## WHAT IS ASKED
Can you reproduce, unchanged, every row from the line with "graph-b — [231, 880, 343, 970]" to the line with "[171, 692, 199, 720]", including both of those lines?

────

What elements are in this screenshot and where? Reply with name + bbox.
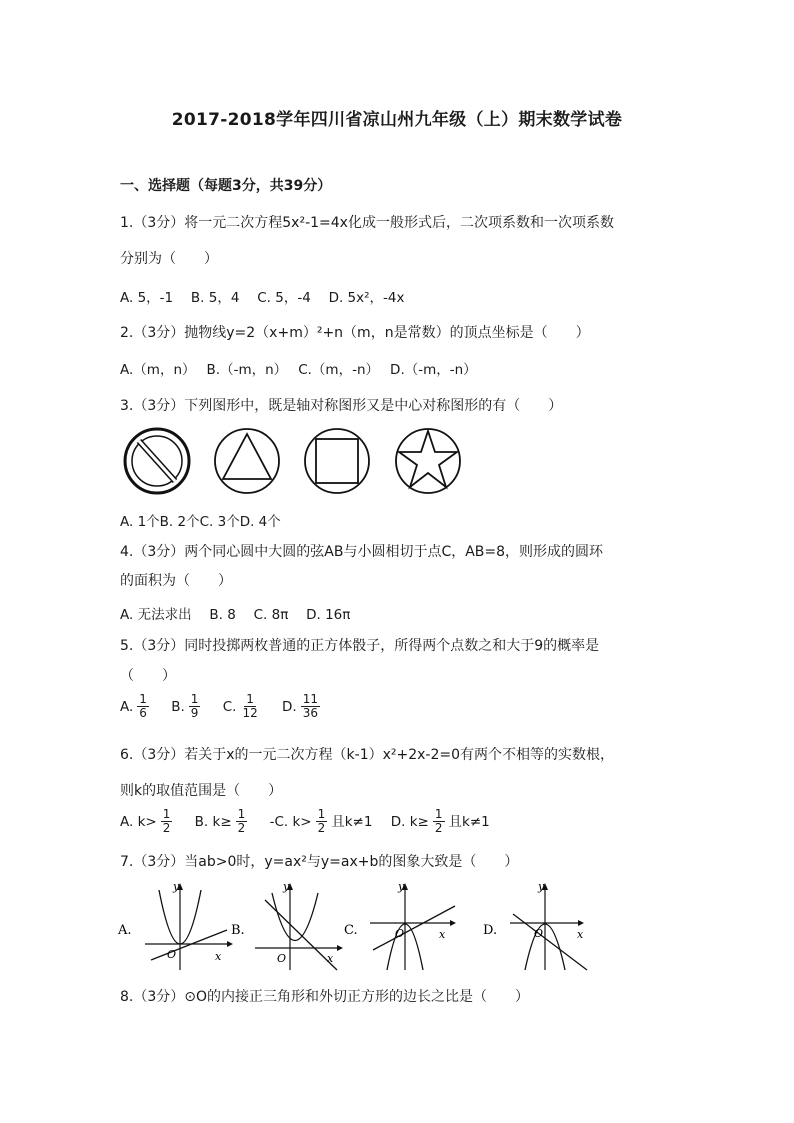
graph-b — [231, 880, 343, 970]
question-2-line-1: 2.（3分）抛物线y=2（x+m）²+n（m，n是常数）的顶点坐标是（ ） — [120, 325, 590, 341]
circle-star-figure — [396, 429, 460, 493]
question-5-options — [120, 693, 338, 720]
q5-option-c: C. $\frac{1}{12}$ — [222, 692, 258, 720]
graph-d-x-label: x — [577, 928, 584, 941]
question-5-line-1: 5.（3分）同时投掷两枚普通的正方体骰子，所得两个点数之和大于9的概率是 — [120, 638, 600, 654]
graph-b-label: B. — [231, 923, 245, 938]
fraction: $\frac{1}{9}$ — [190, 692, 199, 720]
q6-option-c: -C. k> $\frac{1}{2}$ 且k≠1 — [269, 807, 373, 835]
fraction: $\frac{1}{2}$ — [237, 807, 246, 835]
graph-d-label: D. — [483, 923, 498, 938]
graph-a-origin: O — [167, 948, 177, 961]
fraction: $\frac{1}{2}$ — [317, 807, 326, 835]
page-title: 2017-2018学年四川省凉山州九年级（上）期末数学试卷 — [171, 110, 623, 130]
fraction: $\frac{1}{12}$ — [242, 692, 258, 720]
fraction: $\frac{1}{2}$ — [434, 807, 443, 835]
graph-c-x-label: x — [439, 928, 446, 941]
question-5-line-2: （ ） — [120, 668, 176, 684]
q6-option-d: D. k≥ $\frac{1}{2}$ 且k≠1 — [390, 807, 490, 835]
fraction: $\frac{1}{2}$ — [162, 807, 171, 835]
q6-option-b: B. k≥ $\frac{1}{2}$ — [194, 807, 246, 835]
graph-c — [344, 880, 456, 970]
graph-d — [483, 880, 587, 970]
fraction: $\frac{11}{36}$ — [302, 692, 318, 720]
graph-d-origin: O — [534, 927, 544, 940]
question-4-options: A. 无法求出 B. 8 C. 8π D. 16π — [120, 607, 351, 623]
question-1-line-2: 分别为（ ） — [120, 251, 218, 267]
question-7-line-1: 7.（3分）当ab>0时，y=ax²与y=ax+b的图象大致是（ ） — [120, 854, 519, 870]
question-3-line-1: 3.（3分）下列图形中，既是轴对称图形又是中心对称图形的有（ ） — [120, 398, 563, 414]
graph-c-origin: O — [395, 927, 405, 940]
q6-option-a: A. k> $\frac{1}{2}$ — [120, 807, 171, 835]
graph-b-y-label: y — [283, 880, 290, 893]
question-4-line-2: 的面积为（ ） — [120, 573, 232, 589]
q5-option-b: B. $\frac{1}{9}$ — [171, 692, 199, 720]
q5-option-a: A. $\frac{1}{6}$ — [120, 692, 147, 720]
question-4-line-1: 4.（3分）两个同心圆中大圆的弦AB与小圆相切于点C，AB=8，则形成的圆环 — [120, 544, 604, 560]
graph-c-y-label: y — [398, 880, 405, 893]
question-6-line-2: 则k的取值范围是（ ） — [120, 783, 283, 799]
question-3-options: A. 1个B. 2个C. 3个D. 4个 — [120, 514, 281, 530]
fraction: $\frac{1}{6}$ — [139, 692, 147, 720]
question-1-options: A. 5，-1 B. 5，4 C. 5，-4 D. 5x²，-4x — [120, 290, 405, 306]
graph-a-label: A. — [118, 923, 132, 938]
q5-option-d: D. $\frac{11}{36}$ — [282, 692, 318, 720]
question-6-line-1: 6.（3分）若关于x的一元二次方程（k-1）x²+2x-2=0有两个不相等的实数根， — [120, 747, 615, 763]
question-7-graphs — [115, 878, 595, 973]
graph-a-x-label: x — [215, 950, 222, 963]
circle-triangle-figure — [215, 429, 279, 493]
graph-a-y-label: y — [173, 880, 180, 893]
graph-d-y-label: y — [538, 880, 545, 893]
graph-a — [117, 880, 233, 970]
graph-b-origin: O — [277, 952, 287, 965]
graph-b-x-label: x — [327, 952, 334, 965]
question-2-options: A.（m，n） B.（-m，n） C.（m，-n） D.（-m，-n） — [120, 362, 477, 378]
circle-slash-figure — [125, 429, 189, 493]
section-heading: 一、选择题（每题3分，共39分） — [120, 178, 332, 194]
question-1-line-1: 1.（3分）将一元二次方程5x²-1=4x化成一般形式后，二次项系数和一次项系数 — [120, 215, 614, 231]
question-3-figures — [115, 425, 475, 500]
question-6-options — [120, 808, 504, 835]
graph-c-label: C. — [344, 923, 358, 938]
circle-square-figure — [305, 429, 369, 493]
question-8-line-1: 8.（3分）⊙O的内接正三角形和外切正方形的边长之比是（ ） — [120, 989, 530, 1005]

────

## SOLUTION BELOW
graph-b — [231, 880, 343, 970]
question-2-line-1: 2.（3分）抛物线y=2（x+m）²+n（m，n是常数）的顶点坐标是（ ） — [120, 325, 590, 341]
circle-star-figure — [396, 429, 460, 493]
question-5-options — [120, 693, 338, 720]
q5-option-c: C. $\frac{1}{12}$ — [222, 692, 258, 720]
graph-d-x-label: x — [577, 928, 584, 941]
question-5-line-1: 5.（3分）同时投掷两枚普通的正方体骰子，所得两个点数之和大于9的概率是 — [120, 638, 600, 654]
graph-b-label: B. — [231, 923, 245, 938]
fraction: $\frac{1}{9}$ — [190, 692, 199, 720]
q6-option-c: -C. k> $\frac{1}{2}$ 且k≠1 — [269, 807, 373, 835]
fraction: $\frac{1}{2}$ — [237, 807, 246, 835]
graph-d-label: D. — [483, 923, 498, 938]
graph-a-origin: O — [167, 948, 177, 961]
fraction: $\frac{1}{2}$ — [317, 807, 326, 835]
page-title: 2017-2018学年四川省凉山州九年级（上）期末数学试卷 — [171, 110, 623, 130]
fraction: $\frac{1}{12}$ — [242, 692, 258, 720]
fraction: $\frac{1}{2}$ — [434, 807, 443, 835]
graph-c-x-label: x — [439, 928, 446, 941]
question-5-line-2: （ ） — [120, 668, 176, 684]
q6-option-d: D. k≥ $\frac{1}{2}$ 且k≠1 — [390, 807, 490, 835]
fraction: $\frac{1}{2}$ — [162, 807, 171, 835]
q6-option-b: B. k≥ $\frac{1}{2}$ — [194, 807, 246, 835]
graph-c — [344, 880, 456, 970]
graph-d — [483, 880, 587, 970]
fraction: $\frac{11}{36}$ — [302, 692, 318, 720]
graph-d-origin: O — [534, 927, 544, 940]
question-4-options: A. 无法求出 B. 8 C. 8π D. 16π — [120, 607, 351, 623]
question-1-line-2: 分别为（ ） — [120, 251, 218, 267]
question-7-line-1: 7.（3分）当ab>0时，y=ax²与y=ax+b的图象大致是（ ） — [120, 854, 519, 870]
question-3-line-1: 3.（3分）下列图形中，既是轴对称图形又是中心对称图形的有（ ） — [120, 398, 563, 414]
graph-c-origin: O — [395, 927, 405, 940]
q6-option-a: A. k> $\frac{1}{2}$ — [120, 807, 171, 835]
graph-b-y-label: y — [283, 880, 290, 893]
question-4-line-2: 的面积为（ ） — [120, 573, 232, 589]
q5-option-b: B. $\frac{1}{9}$ — [171, 692, 199, 720]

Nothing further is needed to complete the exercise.